**Task requirements**
Pull every line holding the string "lncrna" from the records below.

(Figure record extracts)

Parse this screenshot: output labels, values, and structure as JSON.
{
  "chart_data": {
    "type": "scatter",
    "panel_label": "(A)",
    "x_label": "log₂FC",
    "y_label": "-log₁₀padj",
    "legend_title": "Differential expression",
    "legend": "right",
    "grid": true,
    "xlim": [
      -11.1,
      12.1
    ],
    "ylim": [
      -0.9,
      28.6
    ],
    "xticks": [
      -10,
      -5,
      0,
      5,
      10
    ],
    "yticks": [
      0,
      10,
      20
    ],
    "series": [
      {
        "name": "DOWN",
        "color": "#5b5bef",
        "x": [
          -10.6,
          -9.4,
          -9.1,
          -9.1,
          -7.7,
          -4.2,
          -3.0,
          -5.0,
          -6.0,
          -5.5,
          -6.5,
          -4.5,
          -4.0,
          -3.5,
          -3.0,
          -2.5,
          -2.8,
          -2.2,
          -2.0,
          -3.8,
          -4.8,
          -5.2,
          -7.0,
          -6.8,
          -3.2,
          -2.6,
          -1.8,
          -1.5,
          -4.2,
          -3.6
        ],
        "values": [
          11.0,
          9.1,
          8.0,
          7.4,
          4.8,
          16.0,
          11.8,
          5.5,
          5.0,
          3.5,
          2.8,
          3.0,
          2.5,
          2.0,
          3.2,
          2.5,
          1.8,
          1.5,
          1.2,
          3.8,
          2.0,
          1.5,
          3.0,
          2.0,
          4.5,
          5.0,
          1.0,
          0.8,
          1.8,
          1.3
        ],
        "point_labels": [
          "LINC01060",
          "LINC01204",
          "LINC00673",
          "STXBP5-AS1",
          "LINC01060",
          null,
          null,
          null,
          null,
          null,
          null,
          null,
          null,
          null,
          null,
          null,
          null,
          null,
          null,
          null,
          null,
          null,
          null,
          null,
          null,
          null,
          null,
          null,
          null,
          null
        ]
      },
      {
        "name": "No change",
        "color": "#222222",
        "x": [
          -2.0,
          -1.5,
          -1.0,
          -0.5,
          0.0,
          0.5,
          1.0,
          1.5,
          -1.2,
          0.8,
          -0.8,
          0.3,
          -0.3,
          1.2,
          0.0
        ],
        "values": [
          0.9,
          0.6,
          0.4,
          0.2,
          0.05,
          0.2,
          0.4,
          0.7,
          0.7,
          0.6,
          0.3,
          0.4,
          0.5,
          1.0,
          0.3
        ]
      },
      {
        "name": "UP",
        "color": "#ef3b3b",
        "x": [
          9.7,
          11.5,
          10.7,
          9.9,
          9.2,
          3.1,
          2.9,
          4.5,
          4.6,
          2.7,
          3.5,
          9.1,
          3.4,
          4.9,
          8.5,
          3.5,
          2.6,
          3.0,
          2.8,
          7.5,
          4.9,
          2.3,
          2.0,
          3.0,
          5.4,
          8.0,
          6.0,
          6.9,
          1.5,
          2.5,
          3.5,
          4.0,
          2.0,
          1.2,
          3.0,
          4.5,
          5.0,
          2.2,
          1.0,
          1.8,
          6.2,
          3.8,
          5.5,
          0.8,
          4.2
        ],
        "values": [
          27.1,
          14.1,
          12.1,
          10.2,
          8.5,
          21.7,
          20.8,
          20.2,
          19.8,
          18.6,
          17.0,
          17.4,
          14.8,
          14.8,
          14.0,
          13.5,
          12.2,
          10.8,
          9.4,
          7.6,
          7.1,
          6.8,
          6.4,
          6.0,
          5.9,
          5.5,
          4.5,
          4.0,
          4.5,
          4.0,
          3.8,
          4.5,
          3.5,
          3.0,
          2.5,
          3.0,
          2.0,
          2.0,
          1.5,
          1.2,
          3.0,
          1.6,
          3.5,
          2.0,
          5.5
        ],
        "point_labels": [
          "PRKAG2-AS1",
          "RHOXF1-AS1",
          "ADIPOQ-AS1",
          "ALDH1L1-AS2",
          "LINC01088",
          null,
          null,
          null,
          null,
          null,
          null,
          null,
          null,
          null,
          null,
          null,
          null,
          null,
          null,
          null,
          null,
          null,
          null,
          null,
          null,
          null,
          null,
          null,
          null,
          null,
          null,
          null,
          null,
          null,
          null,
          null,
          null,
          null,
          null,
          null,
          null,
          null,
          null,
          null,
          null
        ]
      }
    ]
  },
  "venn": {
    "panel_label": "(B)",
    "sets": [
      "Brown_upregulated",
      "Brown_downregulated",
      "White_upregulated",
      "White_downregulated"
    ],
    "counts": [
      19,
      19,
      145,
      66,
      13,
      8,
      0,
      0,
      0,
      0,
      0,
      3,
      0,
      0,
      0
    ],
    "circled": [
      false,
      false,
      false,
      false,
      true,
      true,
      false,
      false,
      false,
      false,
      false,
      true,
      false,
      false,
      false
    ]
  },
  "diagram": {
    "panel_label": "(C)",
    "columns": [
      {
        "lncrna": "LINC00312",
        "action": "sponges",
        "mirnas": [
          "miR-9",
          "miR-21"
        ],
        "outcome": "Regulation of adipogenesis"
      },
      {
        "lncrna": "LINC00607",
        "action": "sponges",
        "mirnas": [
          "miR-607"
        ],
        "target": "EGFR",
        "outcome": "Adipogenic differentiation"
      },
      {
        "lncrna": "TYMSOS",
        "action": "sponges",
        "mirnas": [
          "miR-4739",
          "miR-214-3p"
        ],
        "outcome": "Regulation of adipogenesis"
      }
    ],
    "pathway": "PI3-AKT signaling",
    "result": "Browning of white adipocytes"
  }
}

**Exercise solution**
        "lncrna": "LINC00312",
        "lncrna": "LINC00607",
        "lncrna": "TYMSOS",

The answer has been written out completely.